(Required work)
Quote only the lines from the one containing "Read this page and output its text content." through the final line, both included, and omit the pictures.
┄┄┄┄┄┄┄┄┄┄┄┄┄┄┄┄┄┄┄┄
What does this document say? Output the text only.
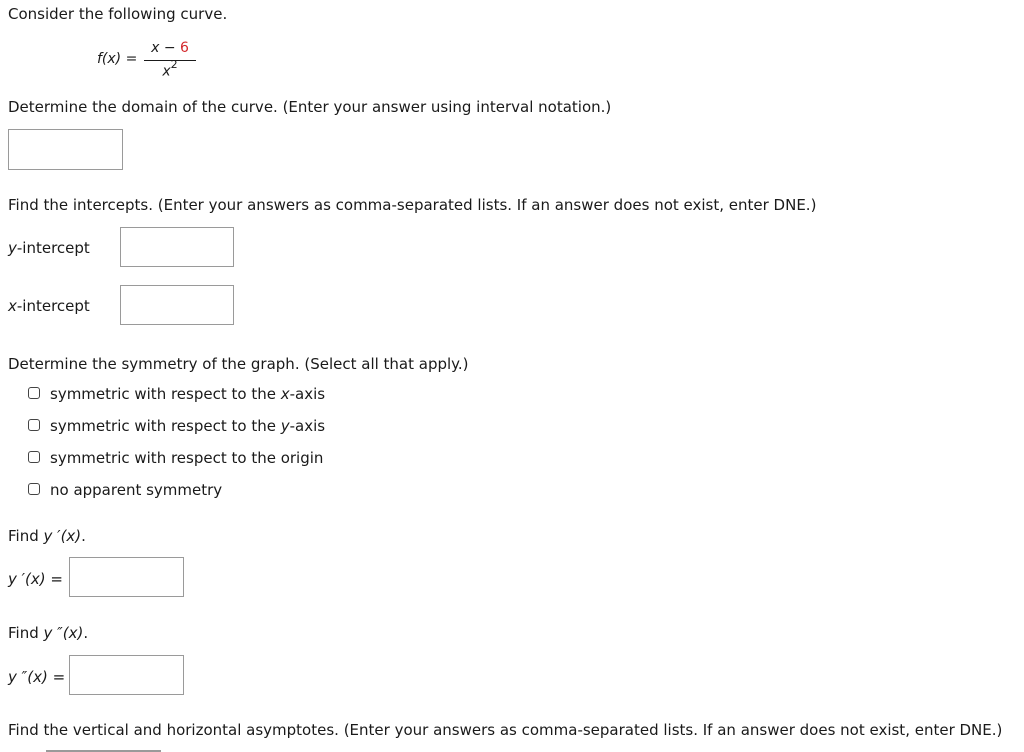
Consider the following curve.
f(x) =
x − 6
$x^2$
Determine the domain of the curve. (Enter your answer using interval notation.)
Find the intercepts. (Enter your answers as comma-separated lists. If an answer does not exist, enter DNE.)
y-intercept
x-intercept
Determine the symmetry of the graph. (Select all that apply.)
symmetric with respect to the x-axis
symmetric with respect to the y-axis
symmetric with respect to the origin
no apparent symmetry
Find y ′(x).
y ′(x) =
Find y ″(x).
y ″(x) =
Find the vertical and horizontal asymptotes. (Enter your answers as comma-separated lists. If an answer does not exist, enter DNE.)
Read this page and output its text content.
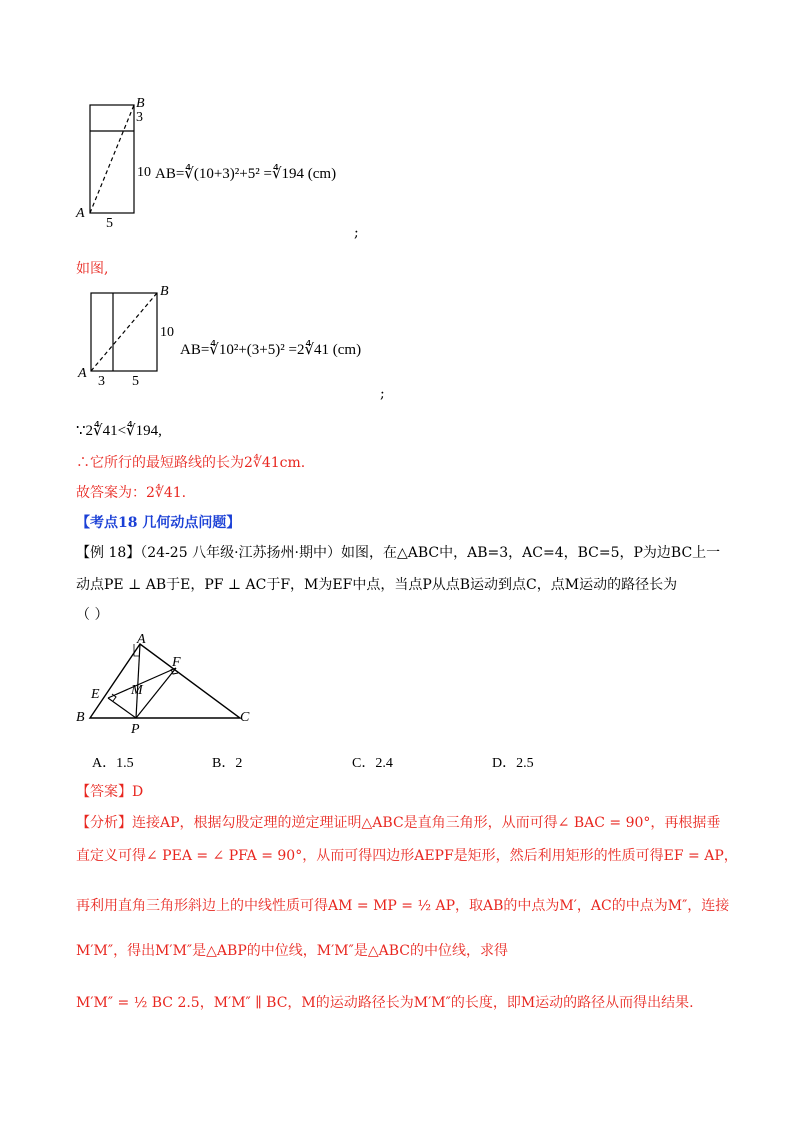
B
3
10
A
5
AB=∜(10+3)²+5² =∜194 (cm)
;
如图,
B
10
A
3 5
AB=∜10²+(3+5)² =2∜41 (cm)
;
∵2∜41<∜194,
∴它所行的最短路线的长为2∜41cm.
故答案为：2∜41.
【考点18 几何动点问题】
【例 18】（24-25 八年级·江苏扬州·期中）如图，在△ABC中，AB=3，AC=4，BC=5，P为边BC上一
动点PE ⊥ AB于E，PF ⊥ AC于F，M为EF中点，当点P从点B运动到点C，点M运动的路径长为
（ ）
A
F
E M
B
P
C
A．1.5	B．2	C．2.4	D．2.5
【答案】D
【分析】连接AP，根据勾股定理的逆定理证明△ABC是直角三角形，从而可得∠ BAC = 90°，再根据垂
直定义可得∠ PEA = ∠ PFA = 90°，从而可得四边形AEPF是矩形，然后利用矩形的性质可得EF = AP，
再利用直角三角形斜边上的中线性质可得AM = MP = ½ AP，取AB的中点为M′，AC的中点为M″，连接
M′M″，得出M′M″是△ABP的中位线，M′M″是△ABC的中位线，求得
M′M″ = ½ BC 2.5，M′M″ ∥ BC，M的运动路径长为M′M″的长度，即M运动的路径从而得出结果.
┄┄┄┄┄┄┄┄┄┄┄┄┄┄┄┄┄┄┄┄
(Task solution)
Read this page and output its text content.
B
3
10
A
5
AB=∜(10+3)²+5² =∜194 (cm)
;
如图,
B
10
A
3 5
AB=∜10²+(3+5)² =2∜41 (cm)
;
∵2∜41<∜194,
∴它所行的最短路线的长为2∜41cm.
故答案为：2∜41.
【考点18 几何动点问题】
【例 18】（24-25 八年级·江苏扬州·期中）如图，在△ABC中，AB=3，AC=4，BC=5，P为边BC上一
动点PE ⊥ AB于E，PF ⊥ AC于F，M为EF中点，当点P从点B运动到点C，点M运动的路径长为
（ ）
A
F
E M
B
P
C
A．1.5	B．2	C．2.4	D．2.5
【答案】D
【分析】连接AP，根据勾股定理的逆定理证明△ABC是直角三角形，从而可得∠ BAC = 90°，再根据垂
直定义可得∠ PEA = ∠ PFA = 90°，从而可得四边形AEPF是矩形，然后利用矩形的性质可得EF = AP，
再利用直角三角形斜边上的中线性质可得AM = MP = ½ AP，取AB的中点为M′，AC的中点为M″，连接
M′M″，得出M′M″是△ABP的中位线，M′M″是△ABC的中位线，求得
M′M″ = ½ BC 2.5，M′M″ ∥ BC，M的运动路径长为M′M″的长度，即M运动的路径从而得出结果.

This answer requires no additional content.